**WHAT YOU NEED TO DO:**
[a] List every distinct username that heads a post in the Catwoman on the Batpod thread.
[b] Carry on the Catwoman on the Batpod thread from its final line.

**PAGE EXTRACT:**
☆ ☆ ☆
# Catwoman on the Batpod



## SJF (Dec 3, 1999)

Just completed this last night. 

When I pinned it to the base, I had the idea to tip it over slightly, to give
it a more dynamic look. 




























Some close ups. 




























Sean


----------



## sg-99 (Jan 11, 2009)

Fantastic Build!:thumbsup:


----------



## SJF (Dec 3, 1999)

Thanks very much! I really enjoyed your build of this, too. 

Sean


----------



## Xenodyssey (Aug 27, 2008)

Good to see it complete. Is it just me or does the catsuit look slightly textured?


----------



## SJF (Dec 3, 1999)

I didn't notice any different texturing on the figure. Might be the way it's turning up in the photos. 

Sean


----------



## secretreeve (Sep 11, 2012)

Just for accuracy, her heels are METAL not fully black.










Otherwise fantastic job.


----------



## John P (Sep 1, 1999)

Excellent! 
(I couldn't see the photos at work, and I finally remembered to look when I got home )


----------



## Paper Hollywood (Nov 2, 2011)
☆ ☆ ☆
**DATA EXCERPT:**
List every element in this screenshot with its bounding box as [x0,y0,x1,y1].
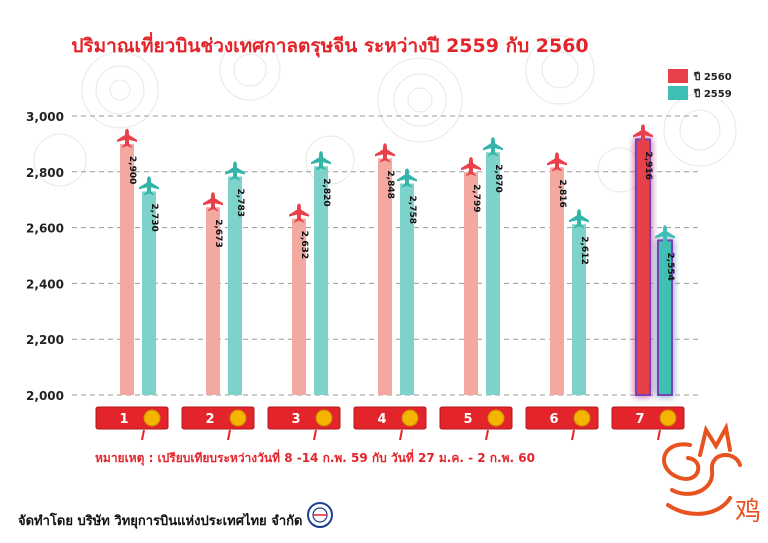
☆ ☆ ☆
**TASK RESULTS:**
[a] SJF, sg-99, Xenodyssey, secretreeve, John P, Paper Hollywood

[b]
Great! I can't wait for the Princess Diaries and Les Misérables versions.


----------



## SJF (Dec 3, 1999)

secretreeve said:


> Just for accuracy, her heels are METAL not fully black.
> 
> Otherwise fantastic job.


Thanks very much! And the heel detail is duly noted for the next one.



John P said:


> Excellent!
> (I couldn't see the photos at work, and I finally remembered to look when I got home )


Thanks very much, John. This was a fun one to do.



Paper Hollywood said:


> Great! I can't wait for the Princess Diaries and Les Misérables versions.


Thanks. And I'm the guy who's done about a dozen different bashes of the Victim figure so far, so don't tempt me.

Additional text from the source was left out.